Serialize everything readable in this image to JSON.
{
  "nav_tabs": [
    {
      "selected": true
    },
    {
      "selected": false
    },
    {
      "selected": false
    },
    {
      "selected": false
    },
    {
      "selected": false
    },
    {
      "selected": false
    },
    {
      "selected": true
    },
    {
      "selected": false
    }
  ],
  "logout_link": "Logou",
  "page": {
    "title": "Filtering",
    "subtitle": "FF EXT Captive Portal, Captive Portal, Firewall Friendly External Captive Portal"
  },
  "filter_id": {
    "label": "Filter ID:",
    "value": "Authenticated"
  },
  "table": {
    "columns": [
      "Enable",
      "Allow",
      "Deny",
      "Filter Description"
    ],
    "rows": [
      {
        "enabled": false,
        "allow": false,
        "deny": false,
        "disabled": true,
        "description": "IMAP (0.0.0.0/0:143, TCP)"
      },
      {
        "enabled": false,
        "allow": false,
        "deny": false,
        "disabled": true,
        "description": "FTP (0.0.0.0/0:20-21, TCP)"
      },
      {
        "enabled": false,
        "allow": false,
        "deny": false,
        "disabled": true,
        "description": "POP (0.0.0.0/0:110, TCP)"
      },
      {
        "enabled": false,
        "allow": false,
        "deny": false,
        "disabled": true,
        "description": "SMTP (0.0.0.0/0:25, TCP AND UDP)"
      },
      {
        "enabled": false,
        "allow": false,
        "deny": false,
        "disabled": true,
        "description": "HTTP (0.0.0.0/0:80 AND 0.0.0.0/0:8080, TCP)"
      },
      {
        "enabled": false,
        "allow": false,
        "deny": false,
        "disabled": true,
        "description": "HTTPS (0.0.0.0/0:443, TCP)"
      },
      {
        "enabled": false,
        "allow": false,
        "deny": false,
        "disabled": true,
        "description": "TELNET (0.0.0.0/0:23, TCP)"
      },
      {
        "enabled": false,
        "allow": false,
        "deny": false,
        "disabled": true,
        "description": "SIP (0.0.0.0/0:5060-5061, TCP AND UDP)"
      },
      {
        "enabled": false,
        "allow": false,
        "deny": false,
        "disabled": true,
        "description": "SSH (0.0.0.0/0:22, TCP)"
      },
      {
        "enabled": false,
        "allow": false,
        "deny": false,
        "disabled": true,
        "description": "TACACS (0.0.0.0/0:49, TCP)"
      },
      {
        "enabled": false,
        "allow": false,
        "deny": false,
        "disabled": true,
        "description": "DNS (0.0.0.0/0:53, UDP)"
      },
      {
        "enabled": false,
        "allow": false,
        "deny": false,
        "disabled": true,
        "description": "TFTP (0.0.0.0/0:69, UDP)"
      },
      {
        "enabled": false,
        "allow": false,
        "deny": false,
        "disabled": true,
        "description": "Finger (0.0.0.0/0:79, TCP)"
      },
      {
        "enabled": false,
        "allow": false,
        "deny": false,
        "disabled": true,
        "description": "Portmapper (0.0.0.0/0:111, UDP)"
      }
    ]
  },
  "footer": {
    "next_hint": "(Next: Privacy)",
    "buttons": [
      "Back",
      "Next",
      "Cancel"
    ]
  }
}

-------

## [Problem to solve]
Print every line of the records exactly. Omit nothing.

## [Written solution]
Serialize everything readable in this image to JSON.
{
  "nav_tabs": [
    {
      "selected": true
    },
    {
      "selected": false
    },
    {
      "selected": false
    },
    {
      "selected": false
    },
    {
      "selected": false
    },
    {
      "selected": false
    },
    {
      "selected": true
    },
    {
      "selected": false
    }
  ],
  "logout_link": "Logou",
  "page": {
    "title": "Filtering",
    "subtitle": "FF EXT Captive Portal, Captive Portal, Firewall Friendly External Captive Portal"
  },
  "filter_id": {
    "label": "Filter ID:",
    "value": "Authenticated"
  },
  "table": {
    "columns": [
      "Enable",
      "Allow",
      "Deny",
      "Filter Description"
    ],
    "rows": [
      {
        "enabled": false,
        "allow": false,
        "deny": false,
        "disabled": true,
        "description": "IMAP (0.0.0.0/0:143, TCP)"
      },
      {
        "enabled": false,
        "allow": false,
        "deny": false,
        "disabled": true,
        "description": "FTP (0.0.0.0/0:20-21, TCP)"
      },
      {
        "enabled": false,
        "allow": false,
        "deny": false,
        "disabled": true,
        "description": "POP (0.0.0.0/0:110, TCP)"
      },
      {
        "enabled": false,
        "allow": false,
        "deny": false,
        "disabled": true,
        "description": "SMTP (0.0.0.0/0:25, TCP AND UDP)"
      },
      {
        "enabled": false,
        "allow": false,
        "deny": false,
        "disabled": true,
        "description": "HTTP (0.0.0.0/0:80 AND 0.0.0.0/0:8080, TCP)"
      },
      {
        "enabled": false,
        "allow": false,
        "deny": false,
        "disabled": true,
        "description": "HTTPS (0.0.0.0/0:443, TCP)"
      },
      {
        "enabled": false,
        "allow": false,
        "deny": false,
        "disabled": true,
        "description": "TELNET (0.0.0.0/0:23, TCP)"
      },
      {
        "enabled": false,
        "allow": false,
        "deny": false,
        "disabled": true,
        "description": "SIP (0.0.0.0/0:5060-5061, TCP AND UDP)"
      },
      {
        "enabled": false,
        "allow": false,
        "deny": false,
        "disabled": true,
        "description": "SSH (0.0.0.0/0:22, TCP)"
      },
      {
        "enabled": false,
        "allow": false,
        "deny": false,
        "disabled": true,
        "description": "TACACS (0.0.0.0/0:49, TCP)"
      },
      {
        "enabled": false,
        "allow": false,
        "deny": false,
        "disabled": true,
        "description": "DNS (0.0.0.0/0:53, UDP)"
      },
      {
        "enabled": false,
        "allow": false,
        "deny": false,
        "disabled": true,
        "description": "TFTP (0.0.0.0/0:69, UDP)"
      },
      {
        "enabled": false,
        "allow": false,
        "deny": false,
        "disabled": true,
        "description": "Finger (0.0.0.0/0:79, TCP)"
      },
      {
        "enabled": false,
        "allow": false,
        "deny": false,
        "disabled": true,
        "description": "Portmapper (0.0.0.0/0:111, UDP)"
      }
    ]
  },
  "footer": {
    "next_hint": "(Next: Privacy)",
    "buttons": [
      "Back",
      "Next",
      "Cancel"
    ]
  }
}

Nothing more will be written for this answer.